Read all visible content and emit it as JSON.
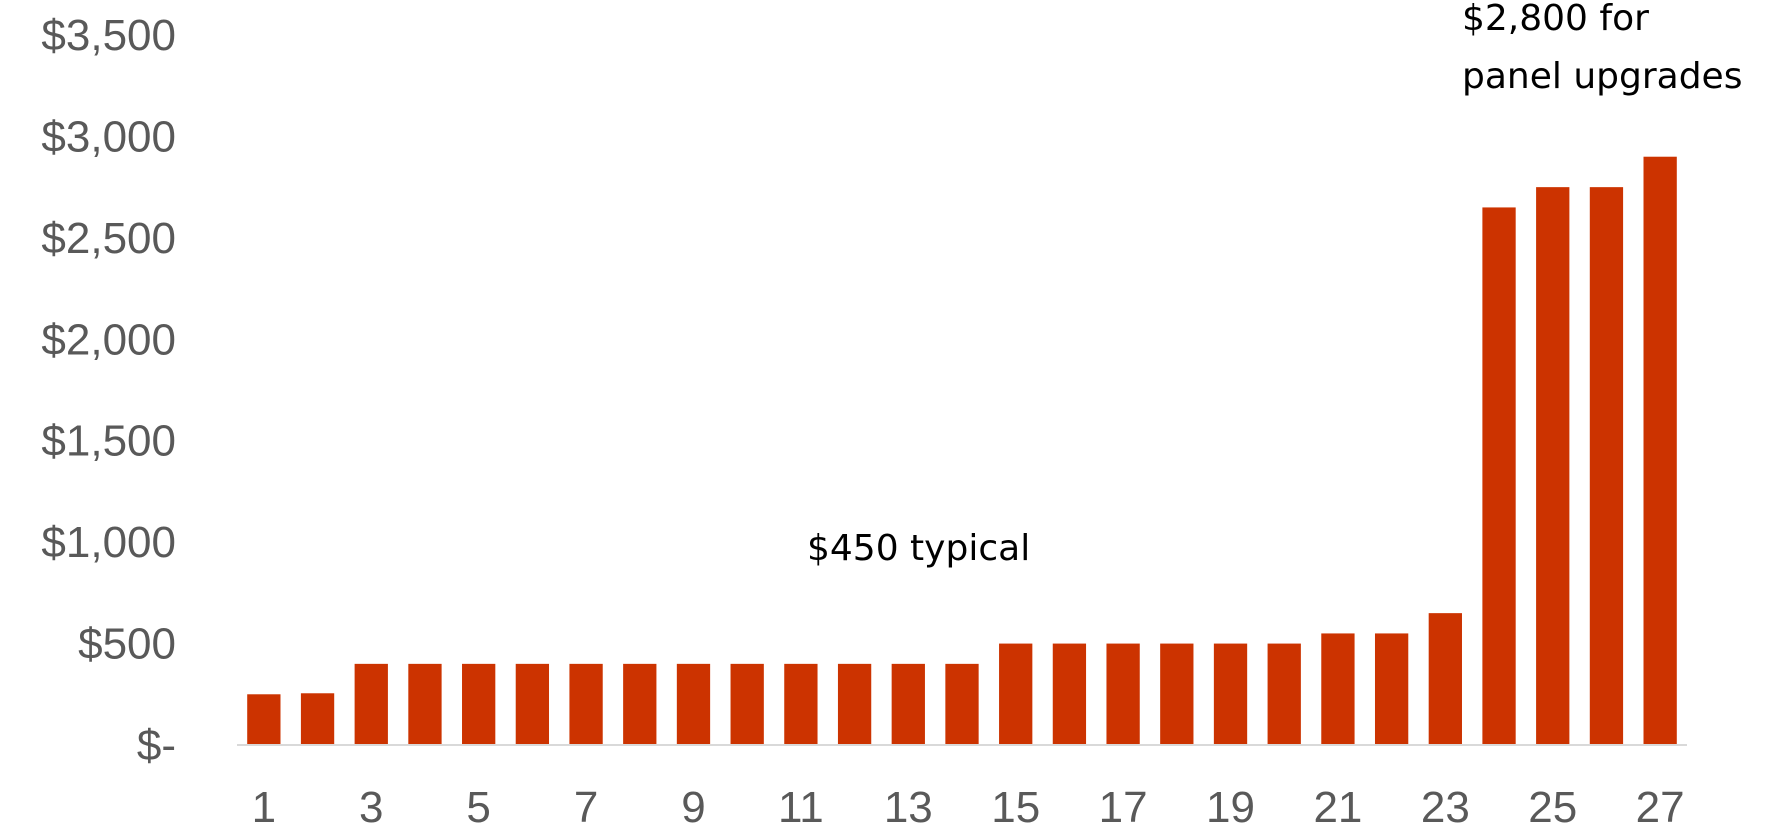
{
  "chart_data": {
    "type": "bar",
    "title": "",
    "xlabel": "",
    "ylabel": "",
    "color": "#CC3300",
    "axis_line_color": "#D9D9D9",
    "tick_color": "#595959",
    "grid": false,
    "ylim": [
      0,
      3500
    ],
    "y_ticks": [
      {
        "value": 0,
        "label": "$-"
      },
      {
        "value": 500,
        "label": "$500"
      },
      {
        "value": 1000,
        "label": "$1,000"
      },
      {
        "value": 1500,
        "label": "$1,500"
      },
      {
        "value": 2000,
        "label": "$2,000"
      },
      {
        "value": 2500,
        "label": "$2,500"
      },
      {
        "value": 3000,
        "label": "$3,000"
      },
      {
        "value": 3500,
        "label": "$3,500"
      }
    ],
    "categories": [
      "1",
      "2",
      "3",
      "4",
      "5",
      "6",
      "7",
      "8",
      "9",
      "10",
      "11",
      "12",
      "13",
      "14",
      "15",
      "16",
      "17",
      "18",
      "19",
      "20",
      "21",
      "22",
      "23",
      "24",
      "25",
      "26",
      "27"
    ],
    "x_tick_labels": [
      "1",
      "3",
      "5",
      "7",
      "9",
      "11",
      "13",
      "15",
      "17",
      "19",
      "21",
      "23",
      "25",
      "27"
    ],
    "values": [
      250,
      255,
      400,
      400,
      400,
      400,
      400,
      400,
      400,
      400,
      400,
      400,
      400,
      400,
      500,
      500,
      500,
      500,
      500,
      500,
      550,
      550,
      650,
      2650,
      2750,
      2750,
      2900
    ],
    "annotations": [
      {
        "id": "typical",
        "text": "$450 typical"
      },
      {
        "id": "panel",
        "lines": [
          "$2,800 for",
          "panel upgrades"
        ]
      }
    ]
  }
}
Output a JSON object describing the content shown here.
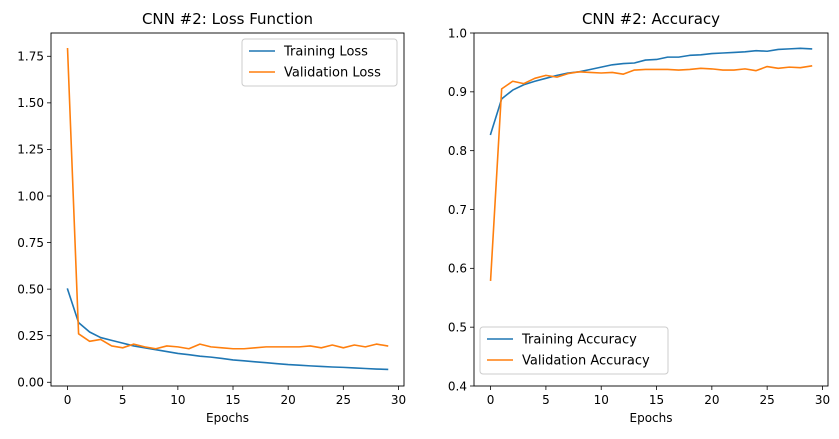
{
  "colors": {
    "training": "#1f77b4",
    "validation": "#ff7f0e",
    "axis": "#000000",
    "legend_border": "#cccccc"
  },
  "chart_data": [
    {
      "type": "line",
      "title": "CNN #2: Loss Function",
      "xlabel": "Epochs",
      "ylabel": "",
      "xlim": [
        -1.5,
        30.5
      ],
      "ylim": [
        -0.02,
        1.875
      ],
      "xticks": [
        0,
        5,
        10,
        15,
        20,
        25,
        30
      ],
      "xtick_labels": [
        "0",
        "5",
        "10",
        "15",
        "20",
        "25",
        "30"
      ],
      "yticks": [
        0.0,
        0.25,
        0.5,
        0.75,
        1.0,
        1.25,
        1.5,
        1.75
      ],
      "ytick_labels": [
        "0.00",
        "0.25",
        "0.50",
        "0.75",
        "1.00",
        "1.25",
        "1.50",
        "1.75"
      ],
      "grid": false,
      "legend_position": "top-right",
      "x": [
        0,
        1,
        2,
        3,
        4,
        5,
        6,
        7,
        8,
        9,
        10,
        11,
        12,
        13,
        14,
        15,
        16,
        17,
        18,
        19,
        20,
        21,
        22,
        23,
        24,
        25,
        26,
        27,
        28,
        29
      ],
      "series": [
        {
          "name": "Training Loss",
          "color": "#1f77b4",
          "values": [
            0.5,
            0.32,
            0.27,
            0.24,
            0.225,
            0.21,
            0.195,
            0.185,
            0.175,
            0.165,
            0.155,
            0.148,
            0.14,
            0.135,
            0.128,
            0.12,
            0.115,
            0.11,
            0.105,
            0.1,
            0.095,
            0.092,
            0.088,
            0.085,
            0.082,
            0.08,
            0.077,
            0.074,
            0.071,
            0.069
          ]
        },
        {
          "name": "Validation Loss",
          "color": "#ff7f0e",
          "values": [
            1.79,
            0.26,
            0.22,
            0.23,
            0.195,
            0.185,
            0.205,
            0.19,
            0.18,
            0.195,
            0.19,
            0.18,
            0.205,
            0.19,
            0.185,
            0.18,
            0.18,
            0.185,
            0.19,
            0.19,
            0.19,
            0.19,
            0.195,
            0.185,
            0.2,
            0.185,
            0.2,
            0.19,
            0.205,
            0.195
          ]
        }
      ]
    },
    {
      "type": "line",
      "title": "CNN #2: Accuracy",
      "xlabel": "Epochs",
      "ylabel": "",
      "xlim": [
        -1.5,
        30.5
      ],
      "ylim": [
        0.4,
        1.0
      ],
      "xticks": [
        0,
        5,
        10,
        15,
        20,
        25,
        30
      ],
      "xtick_labels": [
        "0",
        "5",
        "10",
        "15",
        "20",
        "25",
        "30"
      ],
      "yticks": [
        0.4,
        0.5,
        0.6,
        0.7,
        0.8,
        0.9,
        1.0
      ],
      "ytick_labels": [
        "0.4",
        "0.5",
        "0.6",
        "0.7",
        "0.8",
        "0.9",
        "1.0"
      ],
      "grid": false,
      "legend_position": "bottom-left",
      "x": [
        0,
        1,
        2,
        3,
        4,
        5,
        6,
        7,
        8,
        9,
        10,
        11,
        12,
        13,
        14,
        15,
        16,
        17,
        18,
        19,
        20,
        21,
        22,
        23,
        24,
        25,
        26,
        27,
        28,
        29
      ],
      "series": [
        {
          "name": "Training Accuracy",
          "color": "#1f77b4",
          "values": [
            0.828,
            0.888,
            0.903,
            0.912,
            0.918,
            0.923,
            0.928,
            0.932,
            0.934,
            0.938,
            0.942,
            0.946,
            0.948,
            0.949,
            0.954,
            0.955,
            0.959,
            0.959,
            0.962,
            0.963,
            0.965,
            0.966,
            0.967,
            0.968,
            0.97,
            0.969,
            0.972,
            0.973,
            0.974,
            0.973
          ]
        },
        {
          "name": "Validation Accuracy",
          "color": "#ff7f0e",
          "values": [
            0.58,
            0.905,
            0.918,
            0.914,
            0.923,
            0.928,
            0.925,
            0.931,
            0.934,
            0.933,
            0.932,
            0.933,
            0.93,
            0.937,
            0.938,
            0.938,
            0.938,
            0.937,
            0.938,
            0.94,
            0.939,
            0.937,
            0.937,
            0.939,
            0.936,
            0.943,
            0.94,
            0.942,
            0.941,
            0.944
          ]
        }
      ]
    }
  ]
}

▸ What you should do:
Pull out and copy each line containing the string "title".

▸ Complete response:
    "title": "",
      "title": "CNN #2: Loss Function",
      "title": "CNN #2: Accuracy",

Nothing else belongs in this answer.